____ Provided records
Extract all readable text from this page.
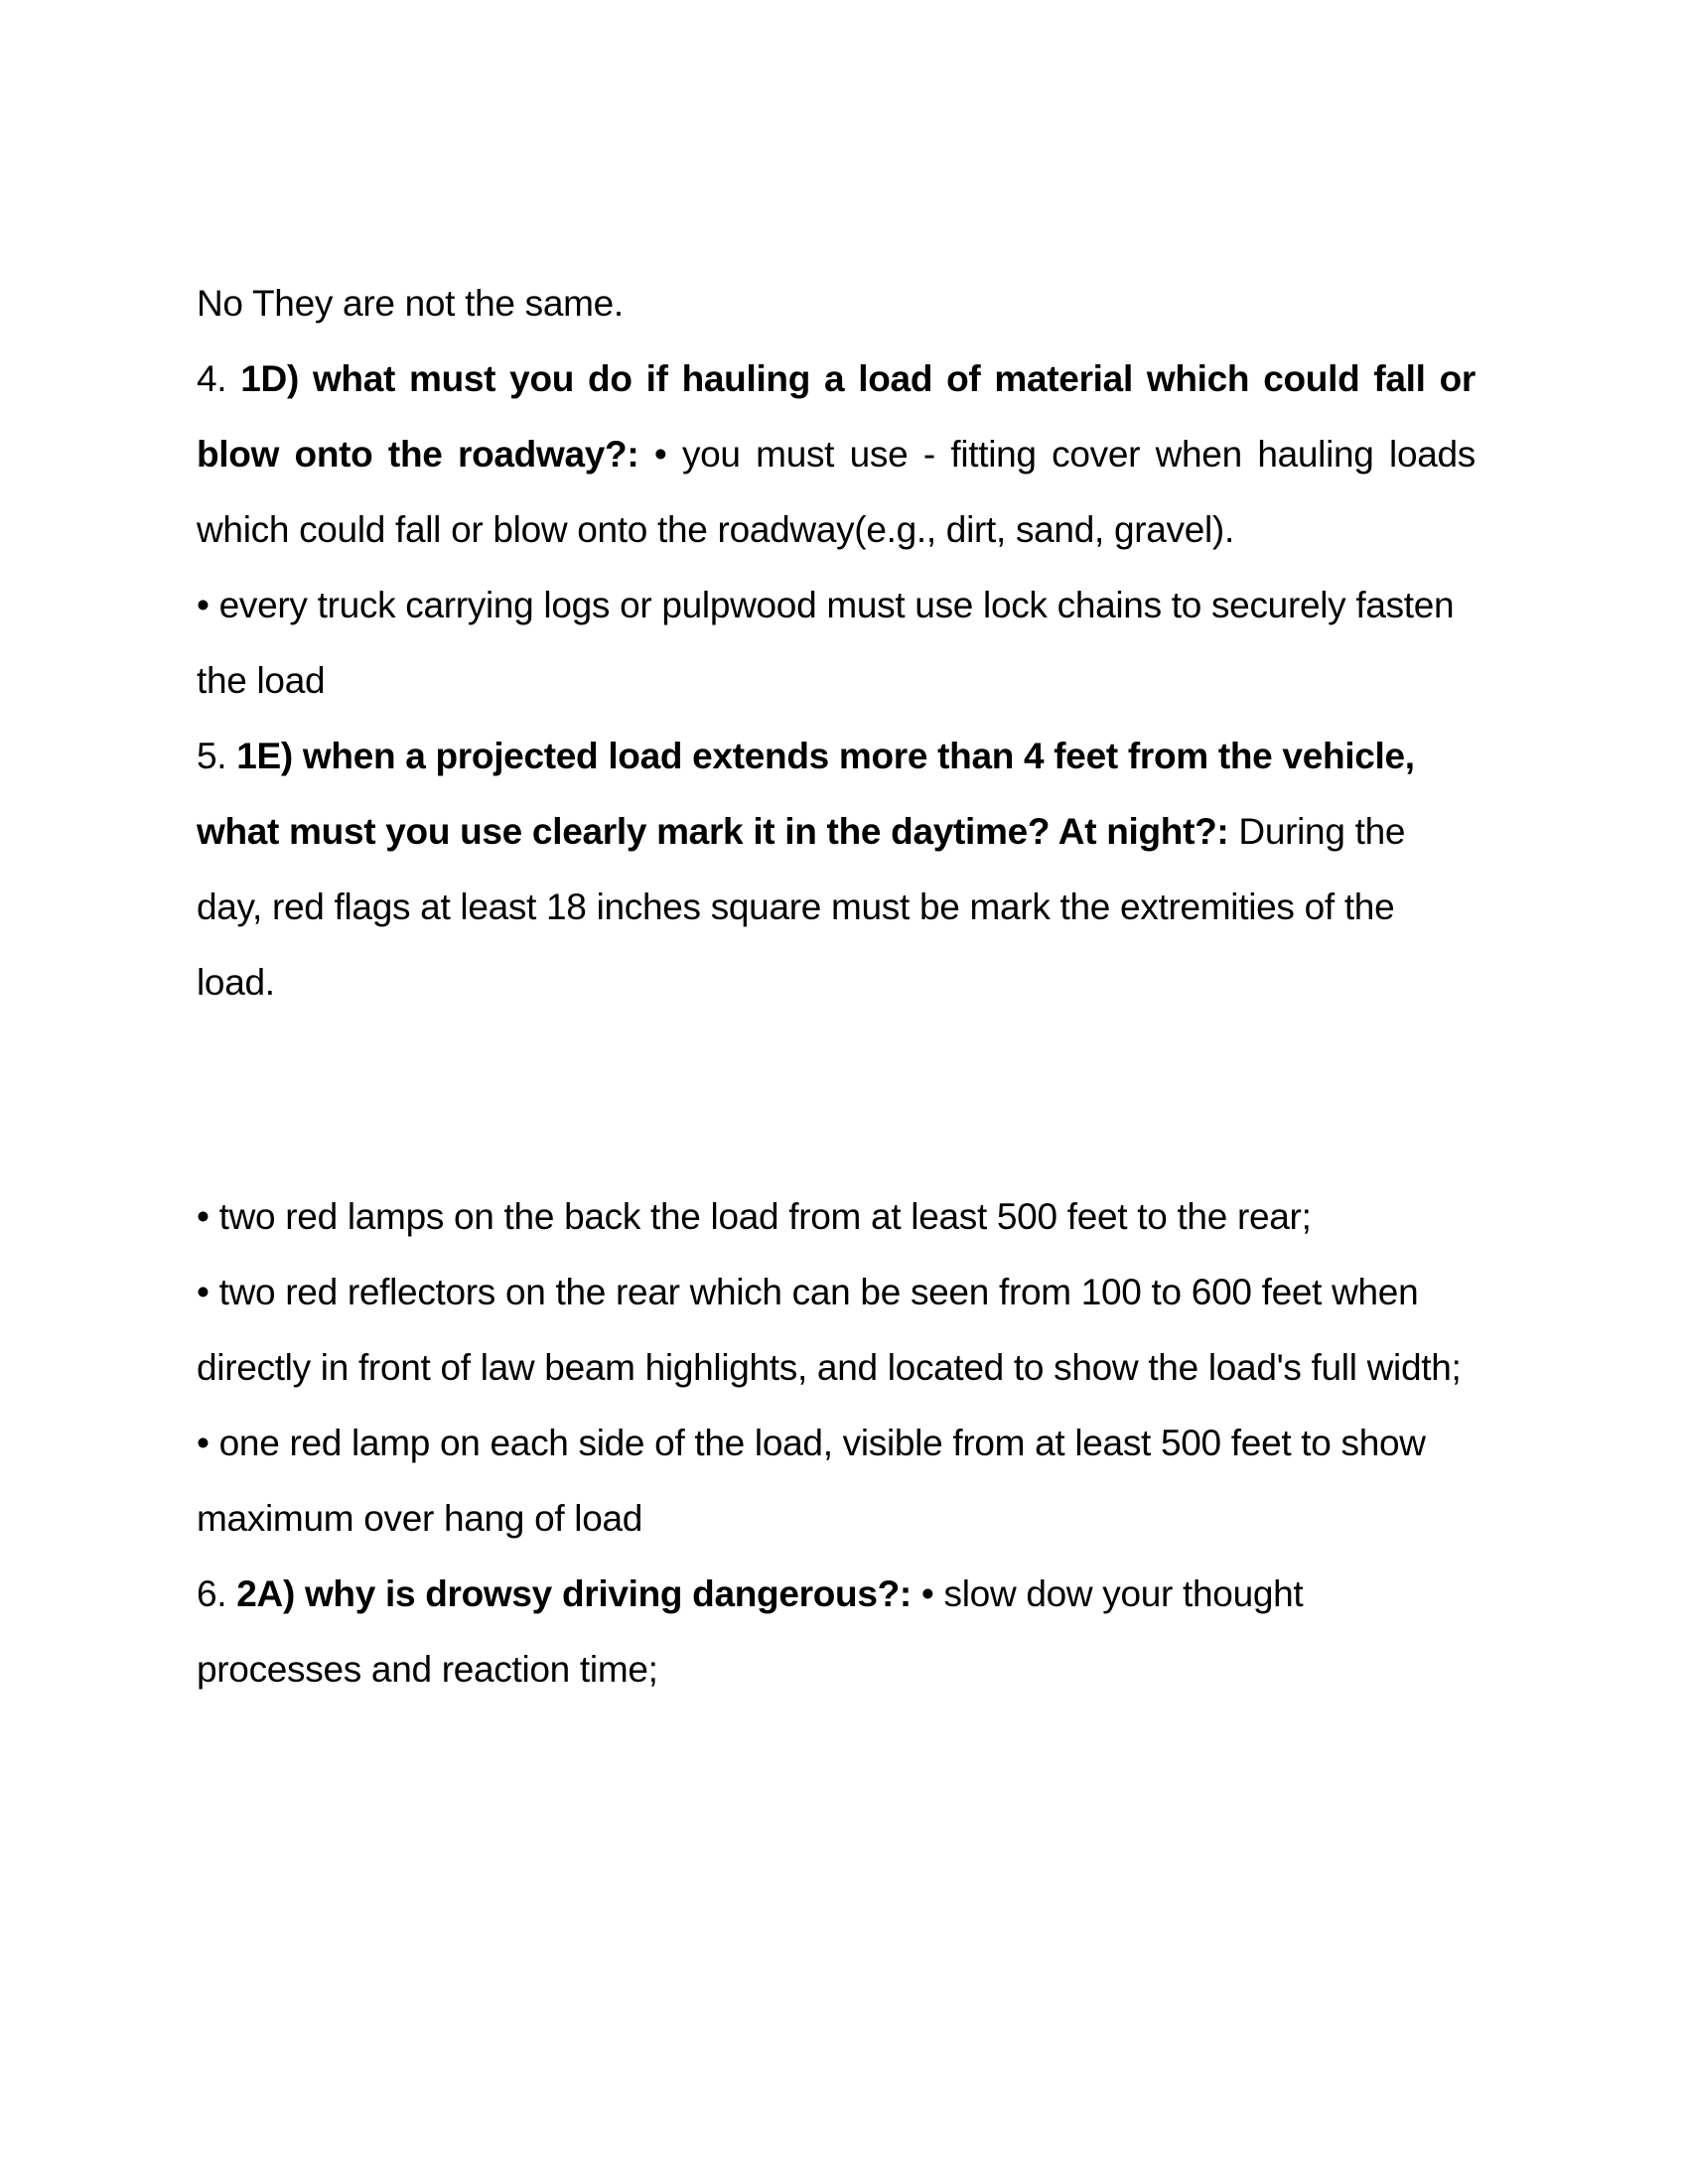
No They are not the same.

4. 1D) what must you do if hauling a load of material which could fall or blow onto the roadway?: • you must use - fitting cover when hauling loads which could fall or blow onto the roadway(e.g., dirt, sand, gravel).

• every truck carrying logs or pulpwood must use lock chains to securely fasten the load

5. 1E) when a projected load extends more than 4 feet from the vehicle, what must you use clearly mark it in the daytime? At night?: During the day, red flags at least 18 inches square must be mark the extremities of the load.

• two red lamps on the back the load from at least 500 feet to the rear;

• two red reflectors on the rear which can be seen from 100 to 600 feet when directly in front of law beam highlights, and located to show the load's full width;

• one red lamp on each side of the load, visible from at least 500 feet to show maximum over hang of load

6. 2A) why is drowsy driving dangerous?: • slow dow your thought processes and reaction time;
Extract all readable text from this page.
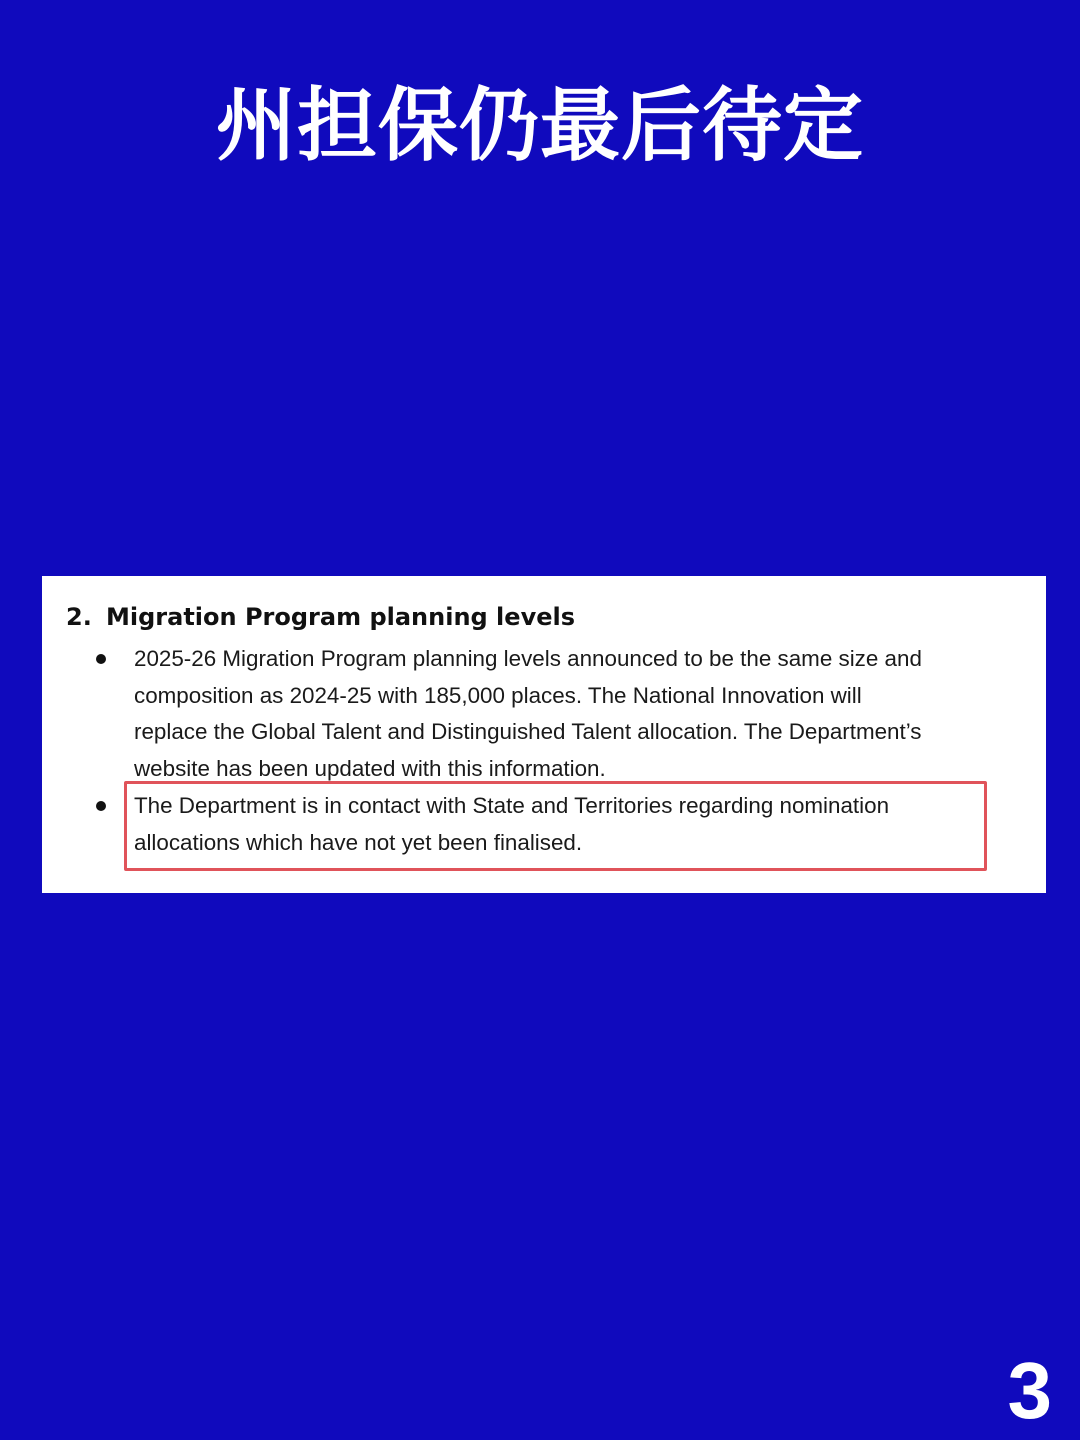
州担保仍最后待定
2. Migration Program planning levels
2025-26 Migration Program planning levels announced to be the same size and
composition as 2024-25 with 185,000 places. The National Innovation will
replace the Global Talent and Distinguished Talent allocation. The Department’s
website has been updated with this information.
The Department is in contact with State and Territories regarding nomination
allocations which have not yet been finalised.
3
________
- [Job]
Report only the count of lines that include the string "Program".

- [Full answer]
2